━━ Dataset entries

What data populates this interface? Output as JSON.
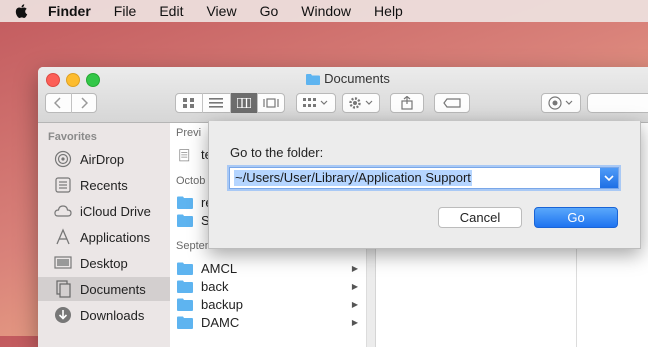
{
  "menubar": {
    "items": [
      "Finder",
      "File",
      "Edit",
      "View",
      "Go",
      "Window",
      "Help"
    ]
  },
  "window": {
    "title": "Documents"
  },
  "sidebar": {
    "header": "Favorites",
    "items": [
      {
        "label": "AirDrop",
        "icon": "airdrop-icon"
      },
      {
        "label": "Recents",
        "icon": "recents-icon"
      },
      {
        "label": "iCloud Drive",
        "icon": "cloud-icon"
      },
      {
        "label": "Applications",
        "icon": "applications-icon"
      },
      {
        "label": "Desktop",
        "icon": "desktop-icon"
      },
      {
        "label": "Documents",
        "icon": "documents-icon",
        "selected": true
      },
      {
        "label": "Downloads",
        "icon": "downloads-icon"
      }
    ]
  },
  "column": {
    "sections": [
      {
        "header": "Previ",
        "items": [
          {
            "name": "te",
            "kind": "file"
          }
        ]
      },
      {
        "header": "Octob",
        "items": [
          {
            "name": "re",
            "kind": "folder"
          },
          {
            "name": "Sl",
            "kind": "folder"
          }
        ]
      },
      {
        "header": "September",
        "items": [
          {
            "name": "AMCL",
            "kind": "folder"
          },
          {
            "name": "back",
            "kind": "folder"
          },
          {
            "name": "backup",
            "kind": "folder"
          },
          {
            "name": "DAMC",
            "kind": "folder"
          }
        ]
      }
    ]
  },
  "dialog": {
    "label": "Go to the folder:",
    "value": "~/Users/User/Library/Application Support",
    "cancel_label": "Cancel",
    "go_label": "Go"
  },
  "colors": {
    "accent": "#1e73f0",
    "folder": "#5eb4f0",
    "selection": "#b5d5ff"
  }
}
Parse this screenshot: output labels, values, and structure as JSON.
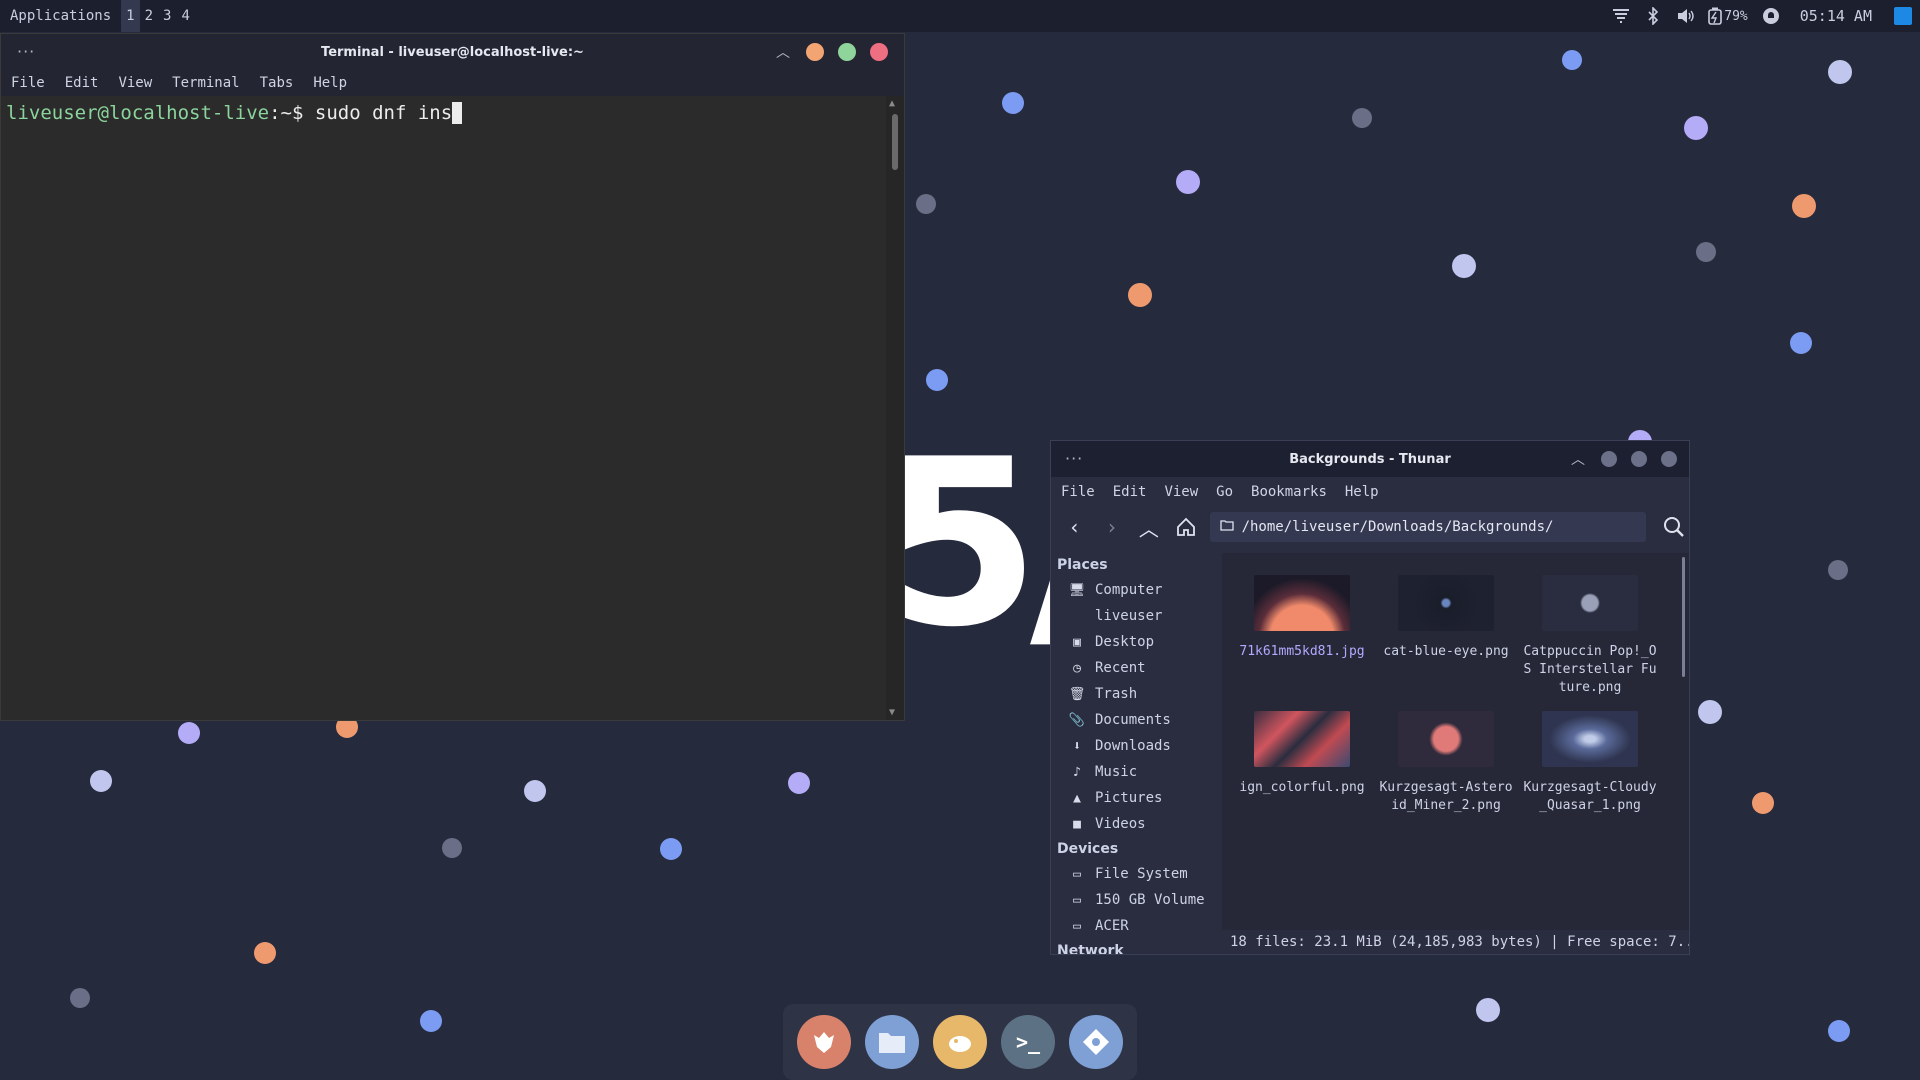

━━━━

> _The exercise_
Determine the number of lines in the listing that hold the word "JSON", and supply that number and nothing further.

> _Written solution_
2